— begin Data extract —

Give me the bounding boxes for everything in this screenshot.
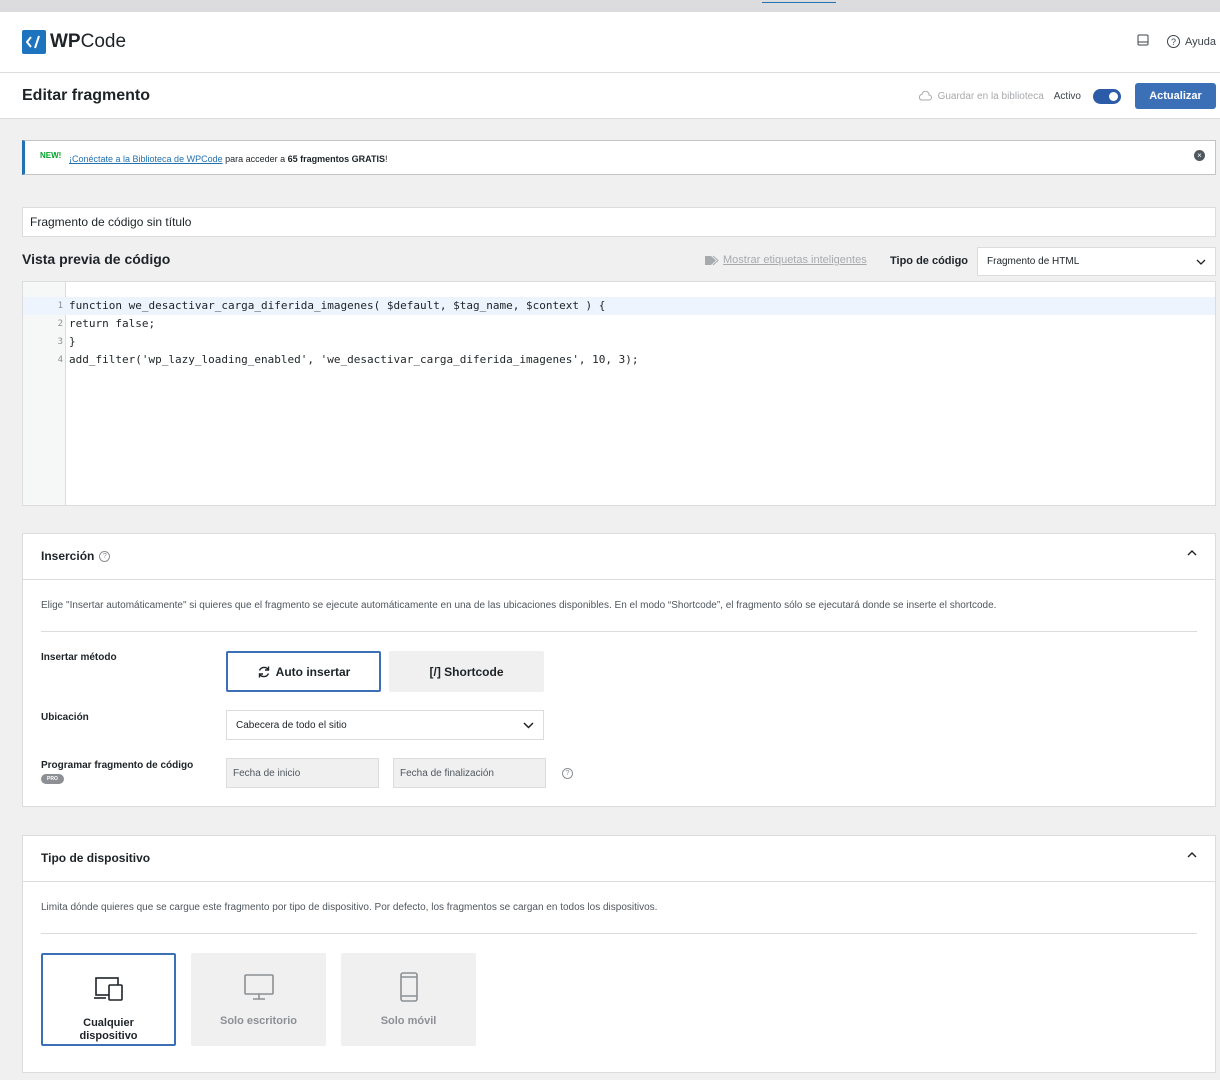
- divider: [41, 933, 1197, 934]
- device-option-any[interactable]: Cualquier dispositivo: [41, 953, 176, 1046]
- library-connect-link[interactable]: ¡Conéctate a la Biblioteca de WPCode: [69, 154, 223, 164]
- devices-icon: [93, 977, 123, 1001]
- title-bar: Editar fragmento Guardar en la bibliotec…: [0, 73, 1220, 119]
- insertion-panel: Inserción? Elige "Insertar automáticamen…: [22, 533, 1216, 807]
- page-title: Editar fragmento: [22, 87, 151, 104]
- help-label: Ayuda: [1185, 35, 1216, 48]
- chevron-down-icon: [1196, 259, 1206, 265]
- help-icon: ?: [1167, 35, 1180, 48]
- close-notice-icon[interactable]: ×: [1194, 150, 1205, 161]
- code-preview-title: Vista previa de código: [22, 251, 171, 267]
- active-toggle[interactable]: [1093, 88, 1121, 104]
- cloud-icon: [918, 91, 932, 101]
- insertion-description: Elige "Insertar automáticamente" si quie…: [41, 600, 997, 611]
- smart-tags-link[interactable]: Mostrar etiquetas inteligentes: [704, 254, 867, 266]
- desktop-icon: [243, 974, 274, 1000]
- code-editor[interactable]: 1 function we_desactivar_carga_diferida_i…: [22, 281, 1216, 506]
- device-panel-header[interactable]: Tipo de dispositivo: [23, 836, 1215, 882]
- chevron-down-icon: [523, 721, 534, 729]
- help-icon[interactable]: ?: [99, 550, 111, 562]
- notice-message: ¡Conéctate a la Biblioteca de WPCode par…: [69, 154, 388, 164]
- new-badge: NEW!: [40, 151, 62, 160]
- code-type-label: Tipo de código: [890, 255, 969, 267]
- start-date-input[interactable]: Fecha de inicio: [226, 758, 379, 788]
- pro-badge: PRO: [41, 774, 64, 784]
- code-line[interactable]: 4 add_filter('wp_lazy_loading_enabled', '…: [23, 351, 1215, 369]
- app-header: WPCode ? Ayuda: [0, 12, 1220, 73]
- code-line[interactable]: 3}: [23, 333, 1215, 351]
- end-date-input[interactable]: Fecha de finalización: [393, 758, 546, 788]
- device-option-desktop[interactable]: Solo escritorio: [191, 953, 326, 1046]
- auto-insert-button[interactable]: Auto insertar: [226, 651, 381, 692]
- device-description: Limita dónde quieres que se cargue este …: [41, 902, 658, 913]
- chevron-up-icon[interactable]: [1187, 550, 1197, 556]
- device-type-title: Tipo de dispositivo: [41, 851, 151, 865]
- device-type-panel: Tipo de dispositivo Limita dónde quieres…: [22, 835, 1216, 1073]
- wpcode-logo[interactable]: WPCode: [22, 30, 126, 54]
- save-to-library-button[interactable]: Guardar en la biblioteca: [918, 91, 1044, 102]
- code-line[interactable]: 1 function we_desactivar_carga_diferida_i…: [23, 297, 1215, 315]
- mobile-icon: [399, 972, 418, 1002]
- tag-icon: [705, 255, 719, 265]
- chevron-up-icon[interactable]: [1187, 852, 1197, 858]
- device-option-mobile[interactable]: Solo móvil: [341, 953, 476, 1046]
- inbox-icon[interactable]: [1137, 34, 1149, 49]
- library-notice: NEW! ¡Conéctate a la Biblioteca de WPCod…: [22, 140, 1216, 175]
- insert-method-label: Insertar método: [41, 652, 117, 663]
- divider: [41, 631, 1197, 632]
- help-link[interactable]: ? Ayuda: [1167, 35, 1216, 48]
- insertion-title: Inserción: [41, 549, 95, 563]
- browser-top-strip: [0, 0, 1220, 12]
- shortcode-button[interactable]: [/] Shortcode: [389, 651, 544, 692]
- schedule-label: Programar fragmento de código PRO: [41, 760, 194, 784]
- active-label: Activo: [1053, 90, 1081, 102]
- help-icon[interactable]: ?: [562, 768, 573, 779]
- cut-link[interactable]: [762, 0, 836, 3]
- update-button[interactable]: Actualizar: [1135, 83, 1216, 109]
- location-select[interactable]: Cabecera de todo el sitio: [226, 710, 544, 740]
- snippet-title-input[interactable]: Fragmento de código sin título: [22, 207, 1216, 237]
- code-type-select[interactable]: Fragmento de HTML: [977, 247, 1216, 276]
- insertion-panel-header[interactable]: Inserción?: [23, 534, 1215, 580]
- wpcode-logo-icon: [22, 30, 46, 54]
- logo-text: WPCode: [50, 31, 127, 52]
- code-line[interactable]: 2 return false;: [23, 315, 1215, 333]
- refresh-icon: [258, 666, 269, 677]
- location-label: Ubicación: [41, 712, 89, 723]
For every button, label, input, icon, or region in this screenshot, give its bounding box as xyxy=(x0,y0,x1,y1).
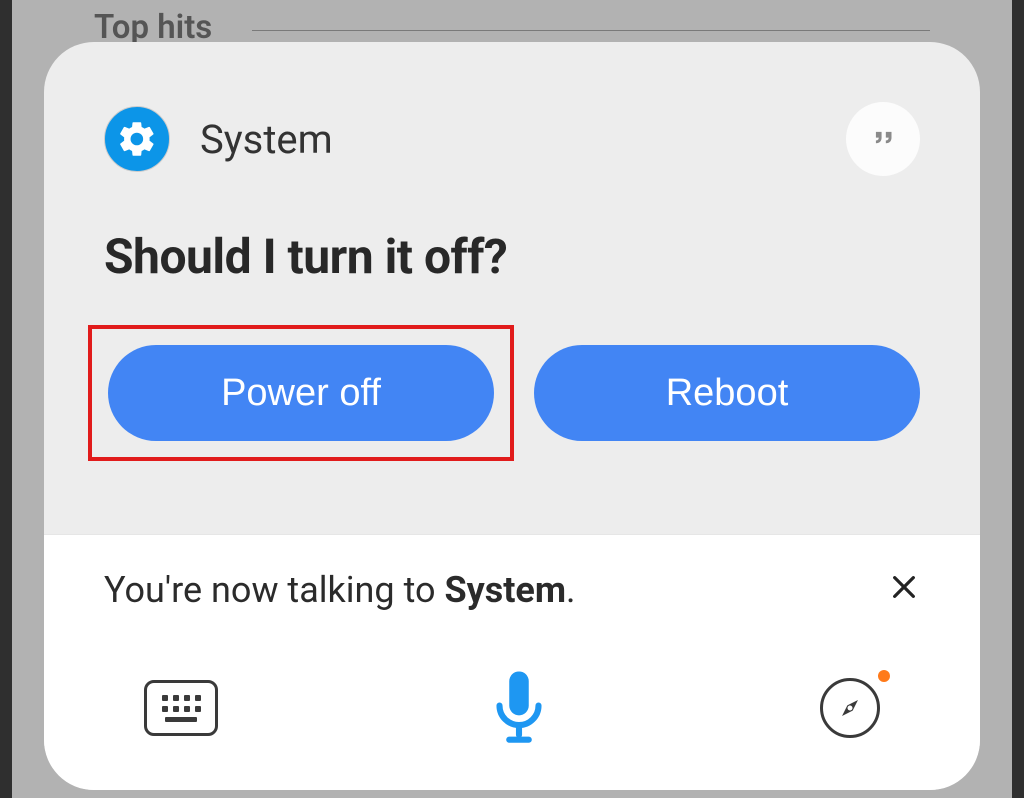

— end Data extract —

▸ **Problem description**
Reproduce every line of the listing verbatim, omitting the picture placeholders.

▸ **Task solution**
Give me the bounding boxes for everything in this screenshot.
- divider: [41, 933, 1197, 934]
- device-option-any[interactable]: Cualquier dispositivo: [41, 953, 176, 1046]
- library-connect-link[interactable]: ¡Conéctate a la Biblioteca de WPCode: [69, 154, 223, 164]
- devices-icon: [93, 977, 123, 1001]
- title-bar: Editar fragmento Guardar en la bibliotec…: [0, 73, 1220, 119]
- insertion-panel: Inserción? Elige "Insertar automáticamen…: [22, 533, 1216, 807]
- page-title: Editar fragmento: [22, 87, 151, 104]
- help-label: Ayuda: [1185, 35, 1216, 48]
- chevron-down-icon: [1196, 259, 1206, 265]
- help-icon: ?: [1167, 35, 1180, 48]
- close-notice-icon[interactable]: ×: [1194, 150, 1205, 161]
- code-preview-title: Vista previa de código: [22, 251, 171, 267]
- active-toggle[interactable]: [1093, 88, 1121, 104]
- cloud-icon: [918, 91, 932, 101]
- insertion-description: Elige "Insertar automáticamente" si quie…: [41, 600, 997, 611]
- smart-tags-link[interactable]: Mostrar etiquetas inteligentes: [704, 254, 867, 266]
- desktop-icon: [243, 974, 274, 1000]
- code-editor[interactable]: 1 function we_desactivar_carga_diferida_i…: [22, 281, 1216, 506]
- device-panel-header[interactable]: Tipo de dispositivo: [23, 836, 1215, 882]
- chevron-down-icon: [523, 721, 534, 729]
- help-icon[interactable]: ?: [99, 550, 111, 562]
- notice-message: ¡Conéctate a la Biblioteca de WPCode par…: [69, 154, 388, 164]
- new-badge: NEW!: [40, 151, 62, 160]
- code-type-label: Tipo de código: [890, 255, 969, 267]
- start-date-input[interactable]: Fecha de inicio: [226, 758, 379, 788]
- pro-badge: PRO: [41, 774, 64, 784]
- code-line[interactable]: 4 add_filter('wp_lazy_loading_enabled', '…: [23, 351, 1215, 369]
- app-header: WPCode ? Ayuda: [0, 12, 1220, 73]
- code-line[interactable]: 3}: [23, 333, 1215, 351]
- end-date-input[interactable]: Fecha de finalización: [393, 758, 546, 788]
- device-option-desktop[interactable]: Solo escritorio: [191, 953, 326, 1046]
- auto-insert-button[interactable]: Auto insertar: [226, 651, 381, 692]
- device-description: Limita dónde quieres que se cargue este …: [41, 902, 658, 913]
- chevron-up-icon[interactable]: [1187, 550, 1197, 556]
- device-type-title: Tipo de dispositivo: [41, 851, 151, 865]
- device-type-panel: Tipo de dispositivo Limita dónde quieres…: [22, 835, 1216, 1073]
- wpcode-logo[interactable]: WPCode: [22, 30, 126, 54]
- save-to-library-button[interactable]: Guardar en la biblioteca: [918, 91, 1044, 102]
- code-line[interactable]: 1 function we_desactivar_carga_diferida_i…: [23, 297, 1215, 315]
- mobile-icon: [399, 972, 418, 1002]
- tag-icon: [705, 255, 719, 265]
- chevron-up-icon[interactable]: [1187, 852, 1197, 858]
- device-option-mobile[interactable]: Solo móvil: [341, 953, 476, 1046]
- inbox-icon[interactable]: [1137, 34, 1149, 49]
- library-notice: NEW! ¡Conéctate a la Biblioteca de WPCod…: [22, 140, 1216, 175]
- insert-method-label: Insertar método: [41, 652, 117, 663]
- divider: [41, 631, 1197, 632]
- help-link[interactable]: ? Ayuda: [1167, 35, 1216, 48]
- insertion-title: Inserción: [41, 549, 95, 563]
- browser-top-strip: [0, 0, 1220, 12]
- shortcode-button[interactable]: [/] Shortcode: [389, 651, 544, 692]
- schedule-label: Programar fragmento de código PRO: [41, 760, 194, 784]
- active-label: Activo: [1053, 90, 1081, 102]
- help-icon[interactable]: ?: [562, 768, 573, 779]
- cut-link[interactable]: [762, 0, 836, 3]
- update-button[interactable]: Actualizar: [1135, 83, 1216, 109]
- location-select[interactable]: Cabecera de todo el sitio: [226, 710, 544, 740]
- snippet-title-input[interactable]: Fragmento de código sin título: [22, 207, 1216, 237]
- code-type-select[interactable]: Fragmento de HTML: [977, 247, 1216, 276]
- insertion-panel-header[interactable]: Inserción?: [23, 534, 1215, 580]
- wpcode-logo-icon: [22, 30, 46, 54]
- logo-text: WPCode: [50, 31, 127, 52]
- code-line[interactable]: 2 return false;: [23, 315, 1215, 333]
- refresh-icon: [258, 666, 269, 677]
- location-label: Ubicación: [41, 712, 89, 723]
For every button, label, input, icon, or region in this screenshot, give its bounding box as xyxy=(x0,y0,x1,y1).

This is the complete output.